+++ AVAILABLE RECORDS +++

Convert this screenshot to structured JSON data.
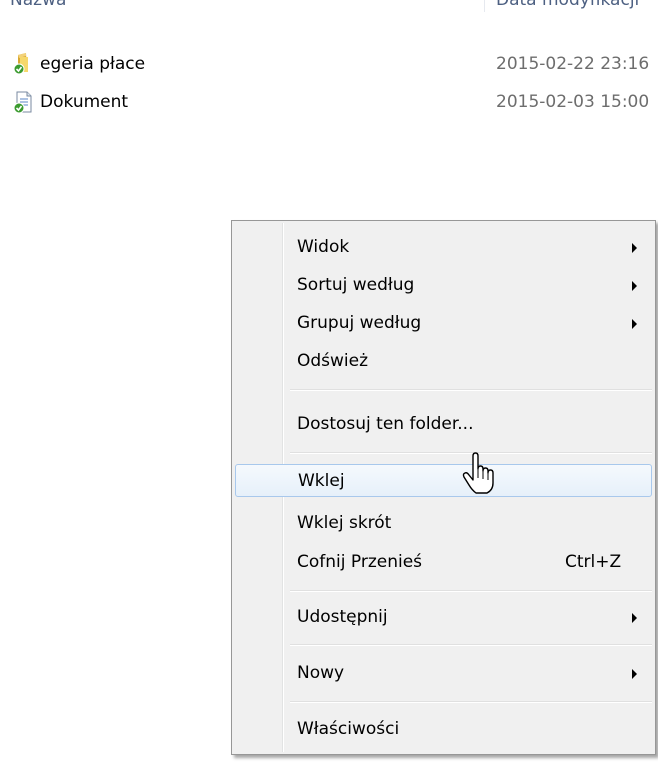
{
  "header": {
    "name_label": "Nazwa",
    "date_label": "Data modyfikacji"
  },
  "files": [
    {
      "name": "egeria płace",
      "date": "2015-02-22 23:16",
      "icon": "folder-icon"
    },
    {
      "name": "Dokument",
      "date": "2015-02-03 15:00",
      "icon": "document-icon"
    }
  ],
  "context_menu": {
    "items": [
      {
        "label": "Widok",
        "submenu": true
      },
      {
        "label": "Sortuj według",
        "submenu": true
      },
      {
        "label": "Grupuj według",
        "submenu": true
      },
      {
        "label": "Odśwież",
        "submenu": false
      },
      {
        "label": "Dostosuj ten folder...",
        "submenu": false
      },
      {
        "label": "Wklej",
        "submenu": false,
        "highlighted": true
      },
      {
        "label": "Wklej skrót",
        "submenu": false
      },
      {
        "label": "Cofnij Przenieś",
        "shortcut": "Ctrl+Z",
        "submenu": false
      },
      {
        "label": "Udostępnij",
        "submenu": true
      },
      {
        "label": "Nowy",
        "submenu": true
      },
      {
        "label": "Właściwości",
        "submenu": false
      }
    ]
  },
  "colors": {
    "menu_bg": "#f0f0f0",
    "highlight_border": "#a8c8ec",
    "date_text": "#6d6d6d"
  }
}
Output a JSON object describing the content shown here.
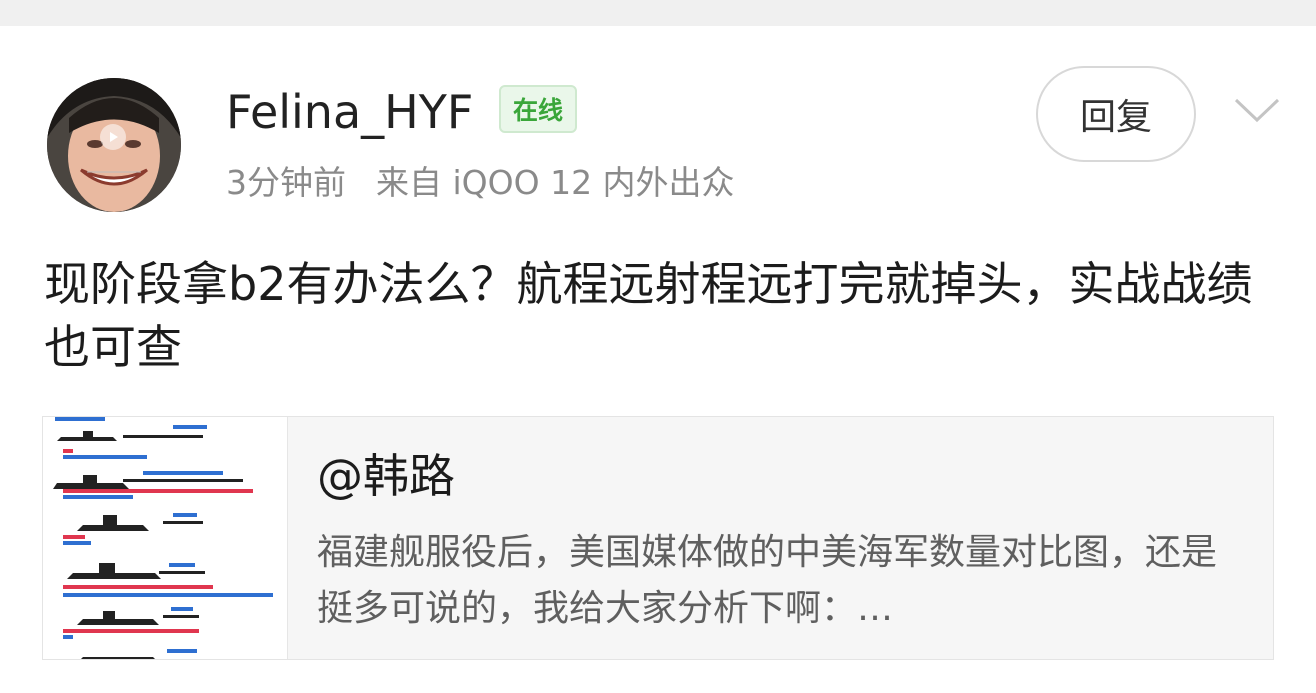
{
  "post": {
    "username": "Felina_HYF",
    "online_badge": "在线",
    "time": "3分钟前",
    "source": "来自 iQOO 12 内外出众",
    "reply_label": "回复",
    "body": "现阶段拿b2有办法么？航程远射程远打完就掉头，实战战绩也可查"
  },
  "share": {
    "title": "@韩路",
    "description": "福建舰服役后，美国媒体做的中美海军数量对比图，还是挺多可说的，我给大家分析下啊：…"
  },
  "colors": {
    "online_green": "#3aa63a",
    "thumbnail_red": "#e0364f",
    "thumbnail_blue": "#2e6fd1"
  }
}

+++

◆ TASK PROMPT ◆
Tally the lines of the listing above that include the word "icon". Answer with the number alone.

◆ RESPONSE ◆
2